**WHAT TO DO:** Select from the data all lines with the word "Matched".

**GIVEN ENTRIES:**

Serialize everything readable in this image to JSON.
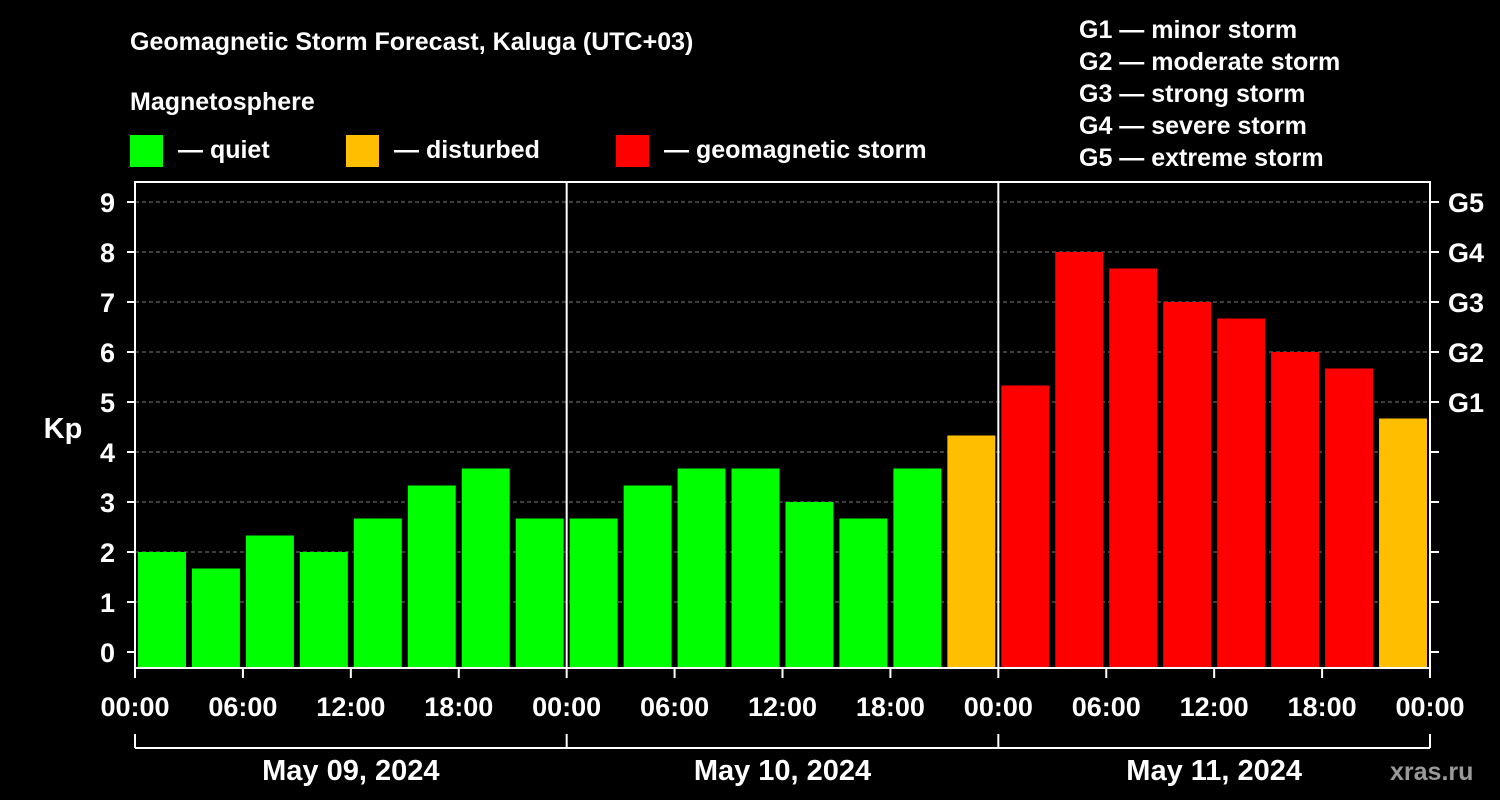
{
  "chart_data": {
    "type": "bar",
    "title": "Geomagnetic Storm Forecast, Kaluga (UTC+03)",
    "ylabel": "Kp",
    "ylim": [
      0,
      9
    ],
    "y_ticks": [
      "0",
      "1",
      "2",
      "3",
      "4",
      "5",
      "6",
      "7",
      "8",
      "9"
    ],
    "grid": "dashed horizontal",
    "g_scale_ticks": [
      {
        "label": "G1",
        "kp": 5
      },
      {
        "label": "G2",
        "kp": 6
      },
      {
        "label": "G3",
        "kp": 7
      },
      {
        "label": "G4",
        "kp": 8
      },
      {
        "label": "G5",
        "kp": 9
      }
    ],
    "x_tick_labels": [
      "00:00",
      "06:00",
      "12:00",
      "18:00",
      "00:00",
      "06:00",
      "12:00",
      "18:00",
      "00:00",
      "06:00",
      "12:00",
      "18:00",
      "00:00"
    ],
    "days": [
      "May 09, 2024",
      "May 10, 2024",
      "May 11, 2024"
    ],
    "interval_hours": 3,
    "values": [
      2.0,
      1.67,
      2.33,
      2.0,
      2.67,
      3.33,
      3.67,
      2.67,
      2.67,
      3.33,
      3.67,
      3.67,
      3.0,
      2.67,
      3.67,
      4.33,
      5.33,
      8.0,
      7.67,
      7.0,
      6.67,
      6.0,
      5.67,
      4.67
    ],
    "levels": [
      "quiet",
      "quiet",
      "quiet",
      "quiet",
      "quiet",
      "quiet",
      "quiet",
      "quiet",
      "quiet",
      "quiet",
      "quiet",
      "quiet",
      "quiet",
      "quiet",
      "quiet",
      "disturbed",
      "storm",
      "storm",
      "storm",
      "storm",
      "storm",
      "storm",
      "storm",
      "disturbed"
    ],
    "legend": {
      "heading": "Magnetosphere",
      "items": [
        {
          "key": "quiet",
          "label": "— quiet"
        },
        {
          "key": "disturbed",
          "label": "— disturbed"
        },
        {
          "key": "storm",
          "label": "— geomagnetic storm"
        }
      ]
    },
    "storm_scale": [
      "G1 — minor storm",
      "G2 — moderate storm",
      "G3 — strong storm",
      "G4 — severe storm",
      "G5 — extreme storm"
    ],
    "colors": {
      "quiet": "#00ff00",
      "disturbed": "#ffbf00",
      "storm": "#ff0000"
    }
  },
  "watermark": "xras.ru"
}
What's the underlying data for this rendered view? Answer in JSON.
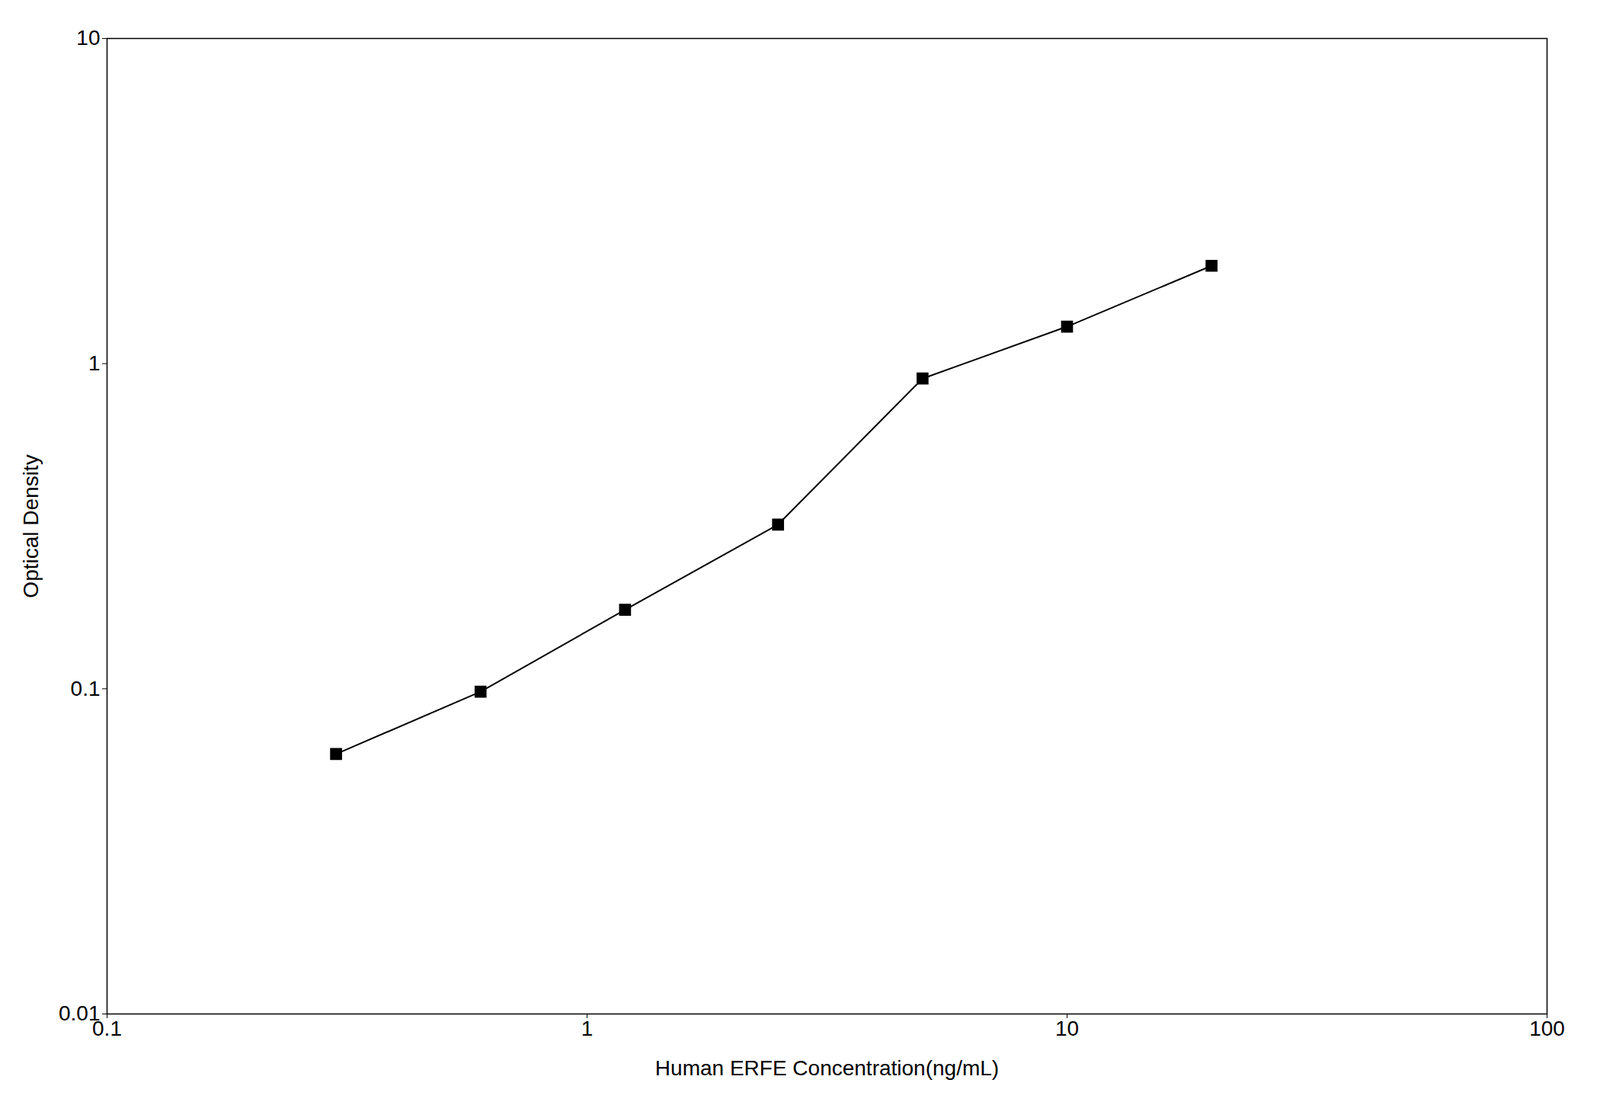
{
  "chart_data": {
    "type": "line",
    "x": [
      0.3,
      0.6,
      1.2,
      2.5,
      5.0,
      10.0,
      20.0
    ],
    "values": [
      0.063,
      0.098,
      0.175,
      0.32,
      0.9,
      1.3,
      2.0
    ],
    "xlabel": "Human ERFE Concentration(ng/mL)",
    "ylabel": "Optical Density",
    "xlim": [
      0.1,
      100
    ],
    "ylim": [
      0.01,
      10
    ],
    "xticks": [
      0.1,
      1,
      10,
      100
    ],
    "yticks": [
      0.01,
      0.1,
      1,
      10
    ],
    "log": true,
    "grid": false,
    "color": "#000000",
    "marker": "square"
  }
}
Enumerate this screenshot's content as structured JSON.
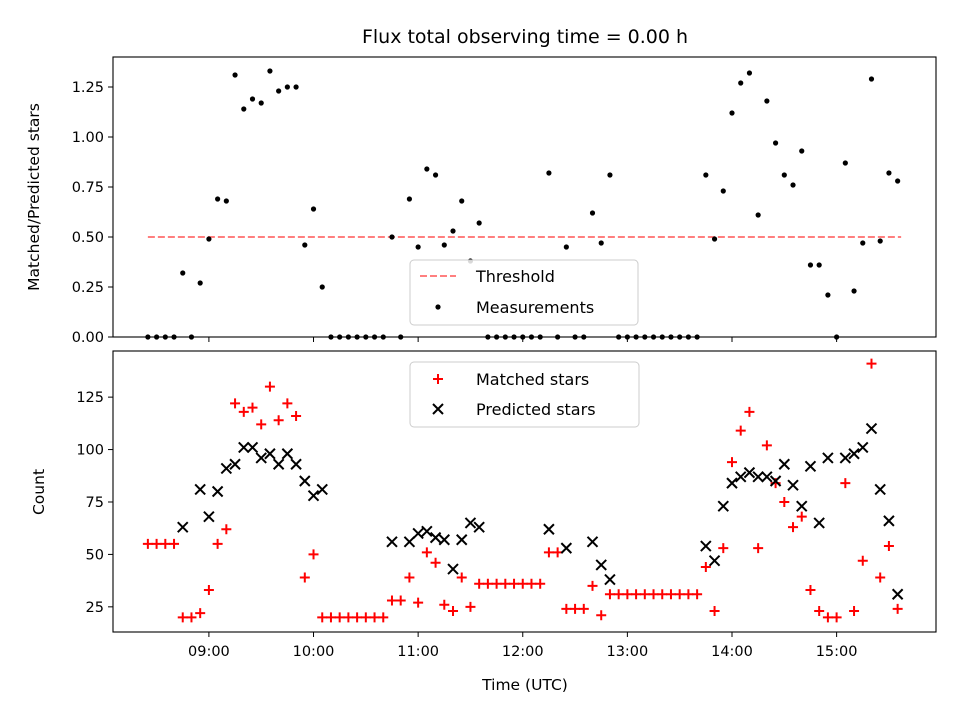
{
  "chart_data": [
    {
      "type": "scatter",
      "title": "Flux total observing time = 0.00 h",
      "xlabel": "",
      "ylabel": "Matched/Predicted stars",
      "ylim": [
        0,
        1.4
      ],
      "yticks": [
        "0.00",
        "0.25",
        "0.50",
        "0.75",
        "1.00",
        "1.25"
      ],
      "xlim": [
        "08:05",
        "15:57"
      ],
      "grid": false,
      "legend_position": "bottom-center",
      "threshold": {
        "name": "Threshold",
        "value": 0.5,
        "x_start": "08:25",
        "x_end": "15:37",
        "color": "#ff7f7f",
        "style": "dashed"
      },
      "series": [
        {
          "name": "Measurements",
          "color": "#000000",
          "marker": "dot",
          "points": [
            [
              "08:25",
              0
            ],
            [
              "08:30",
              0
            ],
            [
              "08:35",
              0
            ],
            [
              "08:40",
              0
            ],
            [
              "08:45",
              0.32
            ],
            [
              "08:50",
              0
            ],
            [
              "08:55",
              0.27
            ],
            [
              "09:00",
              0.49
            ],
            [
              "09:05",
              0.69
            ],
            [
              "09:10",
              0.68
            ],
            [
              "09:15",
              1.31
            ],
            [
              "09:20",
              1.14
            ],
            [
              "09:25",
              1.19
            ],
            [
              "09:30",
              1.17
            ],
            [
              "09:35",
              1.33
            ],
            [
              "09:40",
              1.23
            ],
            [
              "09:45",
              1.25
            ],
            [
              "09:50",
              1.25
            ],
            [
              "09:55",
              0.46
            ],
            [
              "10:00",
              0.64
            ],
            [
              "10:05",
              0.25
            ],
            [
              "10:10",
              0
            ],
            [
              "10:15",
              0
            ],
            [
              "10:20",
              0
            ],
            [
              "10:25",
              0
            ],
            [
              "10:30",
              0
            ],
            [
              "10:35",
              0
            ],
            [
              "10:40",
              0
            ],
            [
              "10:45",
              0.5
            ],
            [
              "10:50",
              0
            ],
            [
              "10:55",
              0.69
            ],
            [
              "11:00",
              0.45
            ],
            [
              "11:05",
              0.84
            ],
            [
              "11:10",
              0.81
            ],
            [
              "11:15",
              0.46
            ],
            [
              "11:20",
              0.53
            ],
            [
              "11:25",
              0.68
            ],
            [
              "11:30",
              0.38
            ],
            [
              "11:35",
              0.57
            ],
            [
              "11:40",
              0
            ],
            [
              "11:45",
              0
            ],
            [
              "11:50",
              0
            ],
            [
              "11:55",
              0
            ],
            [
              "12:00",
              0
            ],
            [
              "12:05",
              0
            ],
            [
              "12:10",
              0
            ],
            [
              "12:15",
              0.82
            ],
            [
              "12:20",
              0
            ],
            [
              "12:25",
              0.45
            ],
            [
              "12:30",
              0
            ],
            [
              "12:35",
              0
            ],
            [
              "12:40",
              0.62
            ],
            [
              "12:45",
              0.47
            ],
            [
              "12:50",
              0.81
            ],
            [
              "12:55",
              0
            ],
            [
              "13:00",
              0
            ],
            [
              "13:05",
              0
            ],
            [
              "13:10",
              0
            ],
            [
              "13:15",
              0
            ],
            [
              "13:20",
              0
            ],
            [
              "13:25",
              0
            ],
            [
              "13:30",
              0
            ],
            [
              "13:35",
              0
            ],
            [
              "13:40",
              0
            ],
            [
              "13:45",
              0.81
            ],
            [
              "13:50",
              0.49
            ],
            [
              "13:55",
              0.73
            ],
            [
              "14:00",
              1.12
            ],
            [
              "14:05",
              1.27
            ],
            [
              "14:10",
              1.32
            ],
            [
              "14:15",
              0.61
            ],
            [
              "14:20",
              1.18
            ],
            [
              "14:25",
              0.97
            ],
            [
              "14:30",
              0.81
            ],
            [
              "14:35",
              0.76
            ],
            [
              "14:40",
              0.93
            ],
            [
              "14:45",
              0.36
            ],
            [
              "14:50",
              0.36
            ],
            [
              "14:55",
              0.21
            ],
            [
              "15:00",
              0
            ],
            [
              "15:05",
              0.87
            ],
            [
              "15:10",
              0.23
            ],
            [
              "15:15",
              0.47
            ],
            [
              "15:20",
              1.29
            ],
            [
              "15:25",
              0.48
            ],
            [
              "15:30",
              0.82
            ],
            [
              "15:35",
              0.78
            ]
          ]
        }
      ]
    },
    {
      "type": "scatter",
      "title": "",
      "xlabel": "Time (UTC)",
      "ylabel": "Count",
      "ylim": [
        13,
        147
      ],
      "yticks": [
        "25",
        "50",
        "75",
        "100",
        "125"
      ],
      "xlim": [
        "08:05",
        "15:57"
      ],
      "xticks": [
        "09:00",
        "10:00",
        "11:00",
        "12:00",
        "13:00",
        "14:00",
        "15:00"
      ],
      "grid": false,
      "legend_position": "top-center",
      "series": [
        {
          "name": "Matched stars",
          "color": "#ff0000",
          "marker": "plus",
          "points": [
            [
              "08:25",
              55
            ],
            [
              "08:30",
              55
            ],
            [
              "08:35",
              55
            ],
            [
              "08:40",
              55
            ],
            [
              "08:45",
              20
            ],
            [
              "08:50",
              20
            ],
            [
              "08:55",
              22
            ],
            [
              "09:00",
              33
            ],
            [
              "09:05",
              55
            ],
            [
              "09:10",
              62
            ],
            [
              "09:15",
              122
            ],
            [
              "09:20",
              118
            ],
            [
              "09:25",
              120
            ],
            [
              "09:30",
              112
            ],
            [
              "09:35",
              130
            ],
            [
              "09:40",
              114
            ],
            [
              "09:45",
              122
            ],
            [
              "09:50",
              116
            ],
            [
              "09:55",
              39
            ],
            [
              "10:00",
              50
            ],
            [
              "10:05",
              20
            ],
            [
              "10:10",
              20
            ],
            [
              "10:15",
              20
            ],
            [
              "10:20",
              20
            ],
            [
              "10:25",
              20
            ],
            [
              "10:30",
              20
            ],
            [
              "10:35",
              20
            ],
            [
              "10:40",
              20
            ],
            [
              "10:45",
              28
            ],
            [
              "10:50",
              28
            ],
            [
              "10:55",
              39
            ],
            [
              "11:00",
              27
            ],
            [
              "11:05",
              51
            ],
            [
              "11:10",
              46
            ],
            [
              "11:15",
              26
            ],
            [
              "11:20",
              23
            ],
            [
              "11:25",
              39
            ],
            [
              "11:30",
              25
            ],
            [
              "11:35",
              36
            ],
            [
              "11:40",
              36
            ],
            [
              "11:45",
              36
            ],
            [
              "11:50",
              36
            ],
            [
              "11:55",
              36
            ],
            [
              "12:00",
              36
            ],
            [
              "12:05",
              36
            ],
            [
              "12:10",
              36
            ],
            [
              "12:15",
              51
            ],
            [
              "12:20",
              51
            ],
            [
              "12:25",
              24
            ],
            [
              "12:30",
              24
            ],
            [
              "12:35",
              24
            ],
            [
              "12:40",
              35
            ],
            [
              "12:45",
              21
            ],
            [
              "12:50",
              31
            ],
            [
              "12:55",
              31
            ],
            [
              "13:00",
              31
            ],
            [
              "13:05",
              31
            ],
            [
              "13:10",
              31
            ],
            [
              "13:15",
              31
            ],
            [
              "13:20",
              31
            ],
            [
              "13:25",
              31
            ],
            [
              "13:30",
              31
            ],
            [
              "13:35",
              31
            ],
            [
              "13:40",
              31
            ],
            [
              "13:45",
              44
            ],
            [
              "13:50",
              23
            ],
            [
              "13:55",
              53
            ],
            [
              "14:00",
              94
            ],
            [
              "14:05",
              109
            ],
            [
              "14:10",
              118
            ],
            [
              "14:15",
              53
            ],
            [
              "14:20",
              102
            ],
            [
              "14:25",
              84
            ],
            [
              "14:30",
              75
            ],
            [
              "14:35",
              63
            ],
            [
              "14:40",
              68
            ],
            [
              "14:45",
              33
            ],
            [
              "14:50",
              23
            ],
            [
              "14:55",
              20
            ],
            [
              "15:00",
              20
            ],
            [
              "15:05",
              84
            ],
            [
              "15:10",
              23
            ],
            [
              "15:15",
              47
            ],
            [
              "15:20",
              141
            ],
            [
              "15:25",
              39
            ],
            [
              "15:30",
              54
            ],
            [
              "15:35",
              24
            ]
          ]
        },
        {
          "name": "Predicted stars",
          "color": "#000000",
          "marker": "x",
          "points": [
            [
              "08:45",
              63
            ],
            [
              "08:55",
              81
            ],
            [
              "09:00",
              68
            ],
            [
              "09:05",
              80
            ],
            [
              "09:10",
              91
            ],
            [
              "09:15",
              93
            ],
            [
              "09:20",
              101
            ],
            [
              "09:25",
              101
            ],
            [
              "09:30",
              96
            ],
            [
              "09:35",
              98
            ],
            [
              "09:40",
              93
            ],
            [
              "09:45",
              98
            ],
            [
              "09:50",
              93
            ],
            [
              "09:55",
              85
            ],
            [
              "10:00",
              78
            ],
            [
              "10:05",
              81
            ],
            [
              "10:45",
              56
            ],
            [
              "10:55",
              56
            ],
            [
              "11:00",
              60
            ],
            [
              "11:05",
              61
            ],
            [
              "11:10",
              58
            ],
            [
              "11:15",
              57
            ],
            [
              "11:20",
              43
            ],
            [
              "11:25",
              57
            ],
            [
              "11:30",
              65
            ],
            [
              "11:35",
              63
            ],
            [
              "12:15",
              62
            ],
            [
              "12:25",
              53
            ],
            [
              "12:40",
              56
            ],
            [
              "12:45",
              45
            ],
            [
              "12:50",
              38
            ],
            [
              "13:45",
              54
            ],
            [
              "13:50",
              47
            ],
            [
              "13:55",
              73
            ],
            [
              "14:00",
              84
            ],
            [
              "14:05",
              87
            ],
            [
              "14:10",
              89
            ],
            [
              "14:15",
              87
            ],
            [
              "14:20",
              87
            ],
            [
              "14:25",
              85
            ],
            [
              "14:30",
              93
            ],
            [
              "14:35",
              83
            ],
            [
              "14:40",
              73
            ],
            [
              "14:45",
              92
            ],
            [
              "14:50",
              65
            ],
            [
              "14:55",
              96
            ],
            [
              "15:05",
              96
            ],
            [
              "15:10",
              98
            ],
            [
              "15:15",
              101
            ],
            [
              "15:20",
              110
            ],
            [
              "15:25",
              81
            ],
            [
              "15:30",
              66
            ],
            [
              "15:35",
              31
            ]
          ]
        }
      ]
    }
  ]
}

**RESPONSE BELOW:**
      "ylabel": "Matched/Predicted stars",
          "name": "Matched stars",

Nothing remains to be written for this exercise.